Objective:
Go through the entries one line at a time, and gather every line that has the word "temperature".

Material:

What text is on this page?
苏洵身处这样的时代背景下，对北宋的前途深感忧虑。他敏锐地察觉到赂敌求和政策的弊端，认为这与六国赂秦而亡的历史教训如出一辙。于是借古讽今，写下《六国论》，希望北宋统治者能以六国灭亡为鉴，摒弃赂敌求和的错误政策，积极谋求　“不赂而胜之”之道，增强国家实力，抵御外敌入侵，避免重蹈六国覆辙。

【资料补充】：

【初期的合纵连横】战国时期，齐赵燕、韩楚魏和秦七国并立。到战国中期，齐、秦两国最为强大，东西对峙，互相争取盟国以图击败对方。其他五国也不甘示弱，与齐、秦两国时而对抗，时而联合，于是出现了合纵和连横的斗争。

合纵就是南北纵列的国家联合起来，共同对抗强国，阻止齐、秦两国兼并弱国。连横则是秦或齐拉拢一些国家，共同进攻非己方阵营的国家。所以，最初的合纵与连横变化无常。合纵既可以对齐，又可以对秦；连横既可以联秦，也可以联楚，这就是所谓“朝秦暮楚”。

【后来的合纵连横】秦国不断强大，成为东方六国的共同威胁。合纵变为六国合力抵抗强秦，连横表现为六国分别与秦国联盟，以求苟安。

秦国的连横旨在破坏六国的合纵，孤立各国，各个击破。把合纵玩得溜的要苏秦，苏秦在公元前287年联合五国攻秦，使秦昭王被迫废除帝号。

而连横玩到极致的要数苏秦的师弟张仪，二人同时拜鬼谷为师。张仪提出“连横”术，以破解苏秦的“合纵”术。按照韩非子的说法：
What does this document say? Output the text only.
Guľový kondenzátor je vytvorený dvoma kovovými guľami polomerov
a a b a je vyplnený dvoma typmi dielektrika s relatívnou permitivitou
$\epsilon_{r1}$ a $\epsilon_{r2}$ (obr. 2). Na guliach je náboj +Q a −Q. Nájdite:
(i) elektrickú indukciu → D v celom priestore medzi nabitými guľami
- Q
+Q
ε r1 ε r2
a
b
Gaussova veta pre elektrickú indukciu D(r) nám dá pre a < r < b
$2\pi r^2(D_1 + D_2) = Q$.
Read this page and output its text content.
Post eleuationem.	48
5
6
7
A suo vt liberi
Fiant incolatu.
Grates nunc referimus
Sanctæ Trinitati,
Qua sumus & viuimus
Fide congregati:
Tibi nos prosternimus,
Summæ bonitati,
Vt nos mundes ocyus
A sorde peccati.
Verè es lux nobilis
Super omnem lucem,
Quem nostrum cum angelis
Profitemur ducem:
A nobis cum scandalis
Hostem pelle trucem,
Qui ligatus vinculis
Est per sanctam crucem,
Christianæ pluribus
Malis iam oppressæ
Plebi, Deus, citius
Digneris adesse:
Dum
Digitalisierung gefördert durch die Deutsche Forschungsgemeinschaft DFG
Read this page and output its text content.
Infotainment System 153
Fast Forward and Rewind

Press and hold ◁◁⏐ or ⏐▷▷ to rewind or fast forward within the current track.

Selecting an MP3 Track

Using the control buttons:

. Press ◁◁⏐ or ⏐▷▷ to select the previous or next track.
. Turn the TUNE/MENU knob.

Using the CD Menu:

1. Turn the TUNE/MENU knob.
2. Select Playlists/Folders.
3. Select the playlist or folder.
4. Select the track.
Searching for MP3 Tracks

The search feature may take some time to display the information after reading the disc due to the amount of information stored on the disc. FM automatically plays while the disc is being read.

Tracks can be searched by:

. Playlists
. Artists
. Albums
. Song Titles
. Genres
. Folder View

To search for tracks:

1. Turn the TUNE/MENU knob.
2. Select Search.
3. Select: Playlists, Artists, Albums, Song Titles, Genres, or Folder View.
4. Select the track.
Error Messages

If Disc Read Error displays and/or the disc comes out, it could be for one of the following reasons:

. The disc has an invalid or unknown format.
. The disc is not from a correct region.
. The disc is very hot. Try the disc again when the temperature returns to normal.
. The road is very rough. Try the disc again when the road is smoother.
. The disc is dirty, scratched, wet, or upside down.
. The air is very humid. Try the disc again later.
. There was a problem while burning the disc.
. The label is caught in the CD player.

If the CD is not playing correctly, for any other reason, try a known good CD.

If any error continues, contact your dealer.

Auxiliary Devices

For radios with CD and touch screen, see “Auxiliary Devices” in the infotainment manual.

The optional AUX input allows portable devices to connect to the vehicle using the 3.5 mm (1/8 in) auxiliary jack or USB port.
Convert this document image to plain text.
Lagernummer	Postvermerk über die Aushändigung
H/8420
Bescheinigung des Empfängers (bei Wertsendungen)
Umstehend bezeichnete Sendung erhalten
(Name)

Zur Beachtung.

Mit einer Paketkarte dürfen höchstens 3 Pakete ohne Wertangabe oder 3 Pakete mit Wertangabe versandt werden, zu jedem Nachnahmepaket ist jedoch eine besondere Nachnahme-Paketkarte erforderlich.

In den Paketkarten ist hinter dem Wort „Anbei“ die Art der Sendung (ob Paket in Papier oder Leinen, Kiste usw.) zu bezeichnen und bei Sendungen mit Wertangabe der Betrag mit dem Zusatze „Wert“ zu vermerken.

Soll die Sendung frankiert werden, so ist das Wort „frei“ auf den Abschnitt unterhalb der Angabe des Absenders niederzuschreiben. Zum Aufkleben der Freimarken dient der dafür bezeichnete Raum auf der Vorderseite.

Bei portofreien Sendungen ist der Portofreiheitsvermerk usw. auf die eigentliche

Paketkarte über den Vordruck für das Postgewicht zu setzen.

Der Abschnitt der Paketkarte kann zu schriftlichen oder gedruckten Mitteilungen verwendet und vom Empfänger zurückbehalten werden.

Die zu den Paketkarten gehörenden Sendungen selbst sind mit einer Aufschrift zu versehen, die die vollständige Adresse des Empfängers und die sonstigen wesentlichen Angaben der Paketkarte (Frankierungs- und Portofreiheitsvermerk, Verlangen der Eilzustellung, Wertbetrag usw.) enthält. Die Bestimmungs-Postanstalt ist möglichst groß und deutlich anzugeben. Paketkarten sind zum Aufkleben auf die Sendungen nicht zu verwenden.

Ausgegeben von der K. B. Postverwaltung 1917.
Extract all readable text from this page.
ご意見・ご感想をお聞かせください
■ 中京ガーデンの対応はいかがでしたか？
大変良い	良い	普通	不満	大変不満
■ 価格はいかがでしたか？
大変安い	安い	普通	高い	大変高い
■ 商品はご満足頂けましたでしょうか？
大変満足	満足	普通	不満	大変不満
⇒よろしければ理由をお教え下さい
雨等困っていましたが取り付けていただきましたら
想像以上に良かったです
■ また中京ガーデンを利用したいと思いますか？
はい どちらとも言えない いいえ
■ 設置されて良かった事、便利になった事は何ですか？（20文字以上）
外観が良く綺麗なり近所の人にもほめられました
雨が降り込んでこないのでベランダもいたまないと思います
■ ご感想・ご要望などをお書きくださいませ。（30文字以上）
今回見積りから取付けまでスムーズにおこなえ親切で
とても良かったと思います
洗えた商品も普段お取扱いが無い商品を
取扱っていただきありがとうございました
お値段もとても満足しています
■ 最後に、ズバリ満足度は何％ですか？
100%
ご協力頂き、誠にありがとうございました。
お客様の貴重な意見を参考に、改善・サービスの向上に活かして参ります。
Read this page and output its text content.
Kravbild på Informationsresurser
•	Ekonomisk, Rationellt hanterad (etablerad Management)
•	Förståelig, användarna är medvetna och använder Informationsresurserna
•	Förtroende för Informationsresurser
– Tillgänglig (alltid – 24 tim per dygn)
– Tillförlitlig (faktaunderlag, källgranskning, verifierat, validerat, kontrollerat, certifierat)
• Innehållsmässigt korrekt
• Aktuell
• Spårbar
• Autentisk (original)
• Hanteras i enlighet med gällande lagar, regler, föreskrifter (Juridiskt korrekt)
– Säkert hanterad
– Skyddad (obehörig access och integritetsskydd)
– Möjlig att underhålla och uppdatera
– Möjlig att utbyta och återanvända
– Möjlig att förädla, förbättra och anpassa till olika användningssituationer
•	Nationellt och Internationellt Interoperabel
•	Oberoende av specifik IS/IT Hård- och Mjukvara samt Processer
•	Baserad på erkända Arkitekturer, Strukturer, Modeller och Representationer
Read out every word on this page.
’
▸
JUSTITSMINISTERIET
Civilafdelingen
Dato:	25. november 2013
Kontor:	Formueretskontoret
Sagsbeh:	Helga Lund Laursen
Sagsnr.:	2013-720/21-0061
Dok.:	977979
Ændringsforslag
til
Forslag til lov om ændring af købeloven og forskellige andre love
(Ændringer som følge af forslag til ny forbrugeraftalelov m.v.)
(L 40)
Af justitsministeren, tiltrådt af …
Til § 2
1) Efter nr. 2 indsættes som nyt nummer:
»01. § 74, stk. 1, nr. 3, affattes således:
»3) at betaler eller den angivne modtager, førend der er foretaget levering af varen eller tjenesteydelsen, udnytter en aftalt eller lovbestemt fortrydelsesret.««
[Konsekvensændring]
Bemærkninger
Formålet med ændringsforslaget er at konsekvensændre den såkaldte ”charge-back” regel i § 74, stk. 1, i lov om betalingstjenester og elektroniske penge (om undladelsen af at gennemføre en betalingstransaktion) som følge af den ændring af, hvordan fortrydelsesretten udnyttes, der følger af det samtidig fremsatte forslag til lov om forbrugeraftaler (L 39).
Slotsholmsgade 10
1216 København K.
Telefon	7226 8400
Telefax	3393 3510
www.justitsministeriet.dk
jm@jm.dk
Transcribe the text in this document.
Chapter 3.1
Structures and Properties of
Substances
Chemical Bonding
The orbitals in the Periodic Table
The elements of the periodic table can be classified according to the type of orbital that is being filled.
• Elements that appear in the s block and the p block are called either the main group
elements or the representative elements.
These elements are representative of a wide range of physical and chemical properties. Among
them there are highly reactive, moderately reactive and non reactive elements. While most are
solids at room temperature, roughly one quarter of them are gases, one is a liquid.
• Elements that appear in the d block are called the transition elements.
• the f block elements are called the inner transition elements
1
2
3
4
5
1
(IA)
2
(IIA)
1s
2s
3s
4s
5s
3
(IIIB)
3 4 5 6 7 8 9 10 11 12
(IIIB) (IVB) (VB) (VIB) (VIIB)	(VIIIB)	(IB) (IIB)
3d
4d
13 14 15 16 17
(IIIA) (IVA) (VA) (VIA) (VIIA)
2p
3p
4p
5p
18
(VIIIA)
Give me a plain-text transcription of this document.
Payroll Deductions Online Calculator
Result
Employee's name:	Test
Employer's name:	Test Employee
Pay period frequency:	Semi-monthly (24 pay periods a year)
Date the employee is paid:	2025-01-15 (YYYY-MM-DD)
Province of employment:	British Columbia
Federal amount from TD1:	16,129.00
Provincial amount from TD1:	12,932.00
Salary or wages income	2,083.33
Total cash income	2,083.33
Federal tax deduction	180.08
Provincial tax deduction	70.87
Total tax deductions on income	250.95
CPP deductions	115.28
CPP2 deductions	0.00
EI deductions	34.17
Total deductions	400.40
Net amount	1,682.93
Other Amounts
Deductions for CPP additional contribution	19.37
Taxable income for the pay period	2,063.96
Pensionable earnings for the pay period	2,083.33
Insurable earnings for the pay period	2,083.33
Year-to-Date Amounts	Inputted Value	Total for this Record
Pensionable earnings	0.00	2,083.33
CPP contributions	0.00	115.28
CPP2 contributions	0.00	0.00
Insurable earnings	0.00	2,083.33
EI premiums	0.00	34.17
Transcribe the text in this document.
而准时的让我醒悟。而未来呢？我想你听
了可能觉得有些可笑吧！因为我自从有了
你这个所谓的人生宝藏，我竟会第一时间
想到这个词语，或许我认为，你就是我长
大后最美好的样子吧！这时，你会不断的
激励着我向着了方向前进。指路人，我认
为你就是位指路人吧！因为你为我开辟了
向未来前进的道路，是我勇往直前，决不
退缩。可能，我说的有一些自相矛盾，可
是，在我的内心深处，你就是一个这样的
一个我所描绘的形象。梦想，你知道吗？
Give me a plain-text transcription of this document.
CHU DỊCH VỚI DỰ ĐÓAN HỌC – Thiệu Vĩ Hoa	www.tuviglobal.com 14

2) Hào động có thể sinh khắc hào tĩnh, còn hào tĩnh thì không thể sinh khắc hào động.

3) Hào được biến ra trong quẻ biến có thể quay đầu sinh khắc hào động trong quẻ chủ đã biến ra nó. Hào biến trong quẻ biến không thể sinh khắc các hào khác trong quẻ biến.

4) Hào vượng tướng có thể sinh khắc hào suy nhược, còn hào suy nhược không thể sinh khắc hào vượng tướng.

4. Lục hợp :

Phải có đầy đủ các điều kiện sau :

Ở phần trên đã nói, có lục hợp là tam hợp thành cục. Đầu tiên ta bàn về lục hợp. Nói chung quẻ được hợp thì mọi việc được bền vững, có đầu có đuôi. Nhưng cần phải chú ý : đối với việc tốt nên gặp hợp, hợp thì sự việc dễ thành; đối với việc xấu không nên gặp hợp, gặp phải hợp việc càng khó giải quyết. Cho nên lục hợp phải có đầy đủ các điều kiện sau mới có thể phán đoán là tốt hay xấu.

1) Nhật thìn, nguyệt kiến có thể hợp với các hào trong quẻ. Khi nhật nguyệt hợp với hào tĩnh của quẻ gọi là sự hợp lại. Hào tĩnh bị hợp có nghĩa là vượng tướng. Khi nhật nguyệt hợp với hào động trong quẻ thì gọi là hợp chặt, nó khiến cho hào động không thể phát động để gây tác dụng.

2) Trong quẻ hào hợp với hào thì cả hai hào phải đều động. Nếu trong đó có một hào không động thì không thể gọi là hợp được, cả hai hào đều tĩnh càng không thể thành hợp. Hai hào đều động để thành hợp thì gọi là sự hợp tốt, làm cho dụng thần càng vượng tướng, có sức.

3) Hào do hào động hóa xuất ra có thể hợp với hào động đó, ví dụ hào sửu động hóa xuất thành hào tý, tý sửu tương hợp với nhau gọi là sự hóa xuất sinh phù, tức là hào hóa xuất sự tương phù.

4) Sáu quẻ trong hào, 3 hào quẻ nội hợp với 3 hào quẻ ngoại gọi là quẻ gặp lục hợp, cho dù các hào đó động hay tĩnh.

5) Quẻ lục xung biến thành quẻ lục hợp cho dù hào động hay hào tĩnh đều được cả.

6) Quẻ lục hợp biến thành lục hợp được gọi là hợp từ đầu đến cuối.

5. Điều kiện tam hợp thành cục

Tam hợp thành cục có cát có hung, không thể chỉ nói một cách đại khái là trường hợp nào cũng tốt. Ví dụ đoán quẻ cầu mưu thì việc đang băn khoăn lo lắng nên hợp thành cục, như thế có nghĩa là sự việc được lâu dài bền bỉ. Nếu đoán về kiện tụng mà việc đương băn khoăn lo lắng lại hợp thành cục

The completed task:
. The disc is very hot. Try the disc again when the temperature returns to normal.
solids at room temperature, roughly one quarter of them are gases, one is a liquid.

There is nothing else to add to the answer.